Extracted text:
■ ■ ■ ■ ■ ■ ■

Today’s Reading List - February 27, 2007
News of The Question yesterday was dominated by response to the AP's vain attempt at a "gotcha" piece concerning Romney's ancestry.
- As Lowell pointed out yesterday, James Taranto was devastating.
- Even Rush Limbaugh, not much of a religion commentator, got in on the act:
Many of us have been trying to analyze for many years: why this personal hatred of George Bush on the part of entertainers and others when they don't even know him. It's one thing to disagree with somebody's policies and so forth, but the personal hatred is just difficult to understand, unless you understand the root of it.
I think I do, and I think it has to do with faith. I think they're scared of Bush. I think so many people who don't believe in God have basically a guilt trip about that — not all, but some do — and whenever they are confronted with someone who doesn't have such doubts but has a firm belief in God, I think they're threatened immediately. If they then think that a person who has a firm belief in God is using any aspect of that faith as part of a foundation for governing, the way a personal life is lived, I think it's threatening. There are probably a lot of other psychological factors rooted in this because it's quite abnormal to personally hate somebody you don't know. Yet there's quite a lot of it on the left, and I think as I've mentioned to you before, global warming is a religion. It's not a scientific movement. It's not a moral movement as Gore wanted to point out.
It's a pure religion, and as I think Chesterton said, "If you don't believe in God, you'll believe in anything," and people who do believe in God and people who have no problem publicly proclaiming their faith are a huge, huge threat, both psychologically and emotionally to people who don't share that faith or have any faith at all — other than in inanimate objects like elements of the earth or what have you. I think with Romney, the fact that Mormonism is not understood by people, it's considered to be a cult, a weirdo sect. It's considered, by people who don't know about it, to be very, very serious and devout, and it's the devout aspect that just sends the left quivering and shaking. We cannot have somebody who's going to be judgmental, can't have somebody who has absolutes of right and wrong and good or bad. We can't have somebody like that running the country. No, no, no. That's why the left feels like they are imprisoned when such people have positions of power.

■ ■ ■ ■ ■ ■ ■

Information provided:
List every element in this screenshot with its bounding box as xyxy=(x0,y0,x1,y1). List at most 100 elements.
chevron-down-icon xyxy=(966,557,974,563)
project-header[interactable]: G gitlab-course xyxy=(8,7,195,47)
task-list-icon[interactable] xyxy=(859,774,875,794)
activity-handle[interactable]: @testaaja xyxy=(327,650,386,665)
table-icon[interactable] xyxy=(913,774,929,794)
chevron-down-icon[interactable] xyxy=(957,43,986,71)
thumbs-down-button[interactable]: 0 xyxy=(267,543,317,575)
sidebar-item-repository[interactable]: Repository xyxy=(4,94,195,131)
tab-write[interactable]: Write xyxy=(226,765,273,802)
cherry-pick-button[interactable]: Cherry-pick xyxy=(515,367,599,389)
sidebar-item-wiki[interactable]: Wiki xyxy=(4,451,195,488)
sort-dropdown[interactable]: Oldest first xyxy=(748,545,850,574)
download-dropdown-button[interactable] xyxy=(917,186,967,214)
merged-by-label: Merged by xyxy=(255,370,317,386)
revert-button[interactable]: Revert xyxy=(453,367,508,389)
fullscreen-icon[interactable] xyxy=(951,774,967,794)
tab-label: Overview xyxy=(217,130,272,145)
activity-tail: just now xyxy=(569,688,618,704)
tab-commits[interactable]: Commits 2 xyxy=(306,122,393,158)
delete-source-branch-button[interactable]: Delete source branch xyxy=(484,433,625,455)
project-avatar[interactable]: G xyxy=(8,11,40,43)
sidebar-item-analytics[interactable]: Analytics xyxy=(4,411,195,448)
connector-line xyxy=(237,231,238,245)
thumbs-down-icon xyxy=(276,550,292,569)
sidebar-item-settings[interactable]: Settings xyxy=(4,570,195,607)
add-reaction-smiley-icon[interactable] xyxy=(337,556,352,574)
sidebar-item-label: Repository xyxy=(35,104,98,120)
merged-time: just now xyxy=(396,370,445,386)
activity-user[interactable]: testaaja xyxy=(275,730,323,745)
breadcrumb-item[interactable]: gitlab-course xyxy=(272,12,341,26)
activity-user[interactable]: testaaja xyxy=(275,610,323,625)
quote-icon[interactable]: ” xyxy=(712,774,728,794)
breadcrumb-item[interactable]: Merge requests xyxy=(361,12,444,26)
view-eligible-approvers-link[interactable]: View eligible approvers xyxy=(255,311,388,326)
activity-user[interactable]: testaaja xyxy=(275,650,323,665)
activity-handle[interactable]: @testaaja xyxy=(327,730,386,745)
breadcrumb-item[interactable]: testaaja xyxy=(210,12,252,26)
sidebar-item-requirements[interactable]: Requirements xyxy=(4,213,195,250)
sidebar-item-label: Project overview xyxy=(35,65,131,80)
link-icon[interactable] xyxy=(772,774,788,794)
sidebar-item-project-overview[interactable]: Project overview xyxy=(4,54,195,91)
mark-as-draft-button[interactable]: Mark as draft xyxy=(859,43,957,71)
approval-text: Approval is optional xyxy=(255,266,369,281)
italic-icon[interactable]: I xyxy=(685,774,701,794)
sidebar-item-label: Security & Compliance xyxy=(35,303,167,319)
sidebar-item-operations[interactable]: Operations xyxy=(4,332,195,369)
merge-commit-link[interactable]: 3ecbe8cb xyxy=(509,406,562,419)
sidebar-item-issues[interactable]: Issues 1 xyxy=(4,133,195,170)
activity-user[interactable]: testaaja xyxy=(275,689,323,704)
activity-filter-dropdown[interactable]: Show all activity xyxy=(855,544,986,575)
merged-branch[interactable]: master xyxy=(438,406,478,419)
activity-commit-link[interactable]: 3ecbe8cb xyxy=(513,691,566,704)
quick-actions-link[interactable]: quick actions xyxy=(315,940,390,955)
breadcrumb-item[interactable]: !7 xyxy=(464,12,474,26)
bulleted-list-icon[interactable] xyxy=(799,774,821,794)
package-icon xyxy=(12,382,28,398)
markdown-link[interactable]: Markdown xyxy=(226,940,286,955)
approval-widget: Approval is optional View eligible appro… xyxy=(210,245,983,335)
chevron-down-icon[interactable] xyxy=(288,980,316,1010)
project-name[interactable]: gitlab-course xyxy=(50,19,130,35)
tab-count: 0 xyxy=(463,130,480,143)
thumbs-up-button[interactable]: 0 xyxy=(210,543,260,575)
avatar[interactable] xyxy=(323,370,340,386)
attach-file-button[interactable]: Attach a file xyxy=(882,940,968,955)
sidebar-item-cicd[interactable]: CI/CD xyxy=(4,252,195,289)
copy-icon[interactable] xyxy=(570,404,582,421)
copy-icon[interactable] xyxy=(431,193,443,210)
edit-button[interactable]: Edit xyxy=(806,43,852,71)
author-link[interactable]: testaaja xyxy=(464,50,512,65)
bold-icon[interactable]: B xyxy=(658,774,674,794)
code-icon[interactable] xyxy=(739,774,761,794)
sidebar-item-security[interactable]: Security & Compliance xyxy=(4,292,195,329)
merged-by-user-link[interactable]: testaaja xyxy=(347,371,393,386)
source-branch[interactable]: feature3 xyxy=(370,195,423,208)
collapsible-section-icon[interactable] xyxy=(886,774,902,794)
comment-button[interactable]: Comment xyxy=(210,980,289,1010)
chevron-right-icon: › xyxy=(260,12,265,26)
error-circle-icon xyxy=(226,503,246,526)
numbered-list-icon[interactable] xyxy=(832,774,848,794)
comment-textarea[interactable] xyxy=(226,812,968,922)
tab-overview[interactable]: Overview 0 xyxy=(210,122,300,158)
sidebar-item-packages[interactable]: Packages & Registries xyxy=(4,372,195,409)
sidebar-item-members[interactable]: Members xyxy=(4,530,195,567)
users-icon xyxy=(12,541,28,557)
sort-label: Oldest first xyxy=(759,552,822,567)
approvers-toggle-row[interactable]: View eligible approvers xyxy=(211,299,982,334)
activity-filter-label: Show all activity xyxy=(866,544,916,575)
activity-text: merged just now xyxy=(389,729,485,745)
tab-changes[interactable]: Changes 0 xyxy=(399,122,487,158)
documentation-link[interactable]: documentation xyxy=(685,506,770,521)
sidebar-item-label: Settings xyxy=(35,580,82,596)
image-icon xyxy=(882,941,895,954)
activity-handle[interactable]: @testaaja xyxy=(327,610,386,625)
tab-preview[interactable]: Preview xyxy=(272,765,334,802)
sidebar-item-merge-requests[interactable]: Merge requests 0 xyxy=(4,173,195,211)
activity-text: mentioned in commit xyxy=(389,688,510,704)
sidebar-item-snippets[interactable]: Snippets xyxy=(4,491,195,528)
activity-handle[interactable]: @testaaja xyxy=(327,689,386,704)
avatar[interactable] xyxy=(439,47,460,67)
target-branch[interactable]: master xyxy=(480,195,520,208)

■ ■ ■ ■ ■ ■ ■

Goals:
- a) Please reproduce word for word the part of the reading list that begins at the words "- As Lowell" and stops after "root of it.".
- b) In the reading list, what does Limbaugh call global warming?

The responses:
- a)
- As Lowell pointed out yesterday, James Taranto was devastating.
- Even Rush Limbaugh, not much of a religion commentator, got in on the act:
Many of us have been trying to analyze for many years: why this personal hatred of George Bush on the part of entertainers and others when they don't even know him. It's one thing to disagree with somebody's policies and so forth, but the personal hatred is just difficult to understand, unless you understand the root of it.

- b) He calls global warming a religion, "a pure religion," and not a scientific movement.